◆ THE REQUEST:
Write out the listing beneath this instruction in its entirety, exactly as it reads.

[Some records]
>> Start
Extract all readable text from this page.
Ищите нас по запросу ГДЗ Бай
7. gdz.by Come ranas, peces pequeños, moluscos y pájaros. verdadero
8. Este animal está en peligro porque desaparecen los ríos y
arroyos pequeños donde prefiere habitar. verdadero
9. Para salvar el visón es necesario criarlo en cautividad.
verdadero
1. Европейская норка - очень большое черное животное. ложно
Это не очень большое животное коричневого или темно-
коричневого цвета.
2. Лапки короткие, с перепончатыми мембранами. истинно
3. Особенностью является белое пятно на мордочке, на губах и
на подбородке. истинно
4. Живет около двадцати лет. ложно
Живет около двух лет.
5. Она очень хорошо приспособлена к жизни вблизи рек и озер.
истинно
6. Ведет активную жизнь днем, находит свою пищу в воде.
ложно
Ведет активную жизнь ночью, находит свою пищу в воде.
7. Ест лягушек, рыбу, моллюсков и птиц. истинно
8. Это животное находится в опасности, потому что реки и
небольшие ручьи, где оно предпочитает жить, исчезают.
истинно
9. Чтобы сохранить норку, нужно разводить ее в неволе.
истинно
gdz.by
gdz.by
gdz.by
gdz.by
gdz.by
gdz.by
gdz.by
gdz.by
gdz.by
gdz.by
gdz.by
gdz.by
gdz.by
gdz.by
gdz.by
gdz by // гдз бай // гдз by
>> End
◆ ANSWER:
Extract all readable text from this page.
Ищите нас по запросу ГДЗ Бай
7. gdz.by Come ranas, peces pequeños, moluscos y pájaros. verdadero
8. Este animal está en peligro porque desaparecen los ríos y
arroyos pequeños donde prefiere habitar. verdadero
9. Para salvar el visón es necesario criarlo en cautividad.
verdadero
1. Европейская норка - очень большое черное животное. ложно
Это не очень большое животное коричневого или темно-
коричневого цвета.
2. Лапки короткие, с перепончатыми мембранами. истинно
3. Особенностью является белое пятно на мордочке, на губах и
на подбородке. истинно
4. Живет около двадцати лет. ложно
Живет около двух лет.
5. Она очень хорошо приспособлена к жизни вблизи рек и озер.
истинно
6. Ведет активную жизнь днем, находит свою пищу в воде.
ложно
Ведет активную жизнь ночью, находит свою пищу в воде.
7. Ест лягушек, рыбу, моллюсков и птиц. истинно
8. Это животное находится в опасности, потому что реки и
небольшие ручьи, где оно предпочитает жить, исчезают.
истинно
9. Чтобы сохранить норку, нужно разводить ее в неволе.
истинно
gdz.by
gdz.by
gdz.by
gdz.by
gdz.by
gdz.by
gdz.by
gdz.by
gdz.by
gdz.by
gdz.by
gdz.by
gdz.by
gdz.by
gdz.by
gdz by // гдз бай // гдз by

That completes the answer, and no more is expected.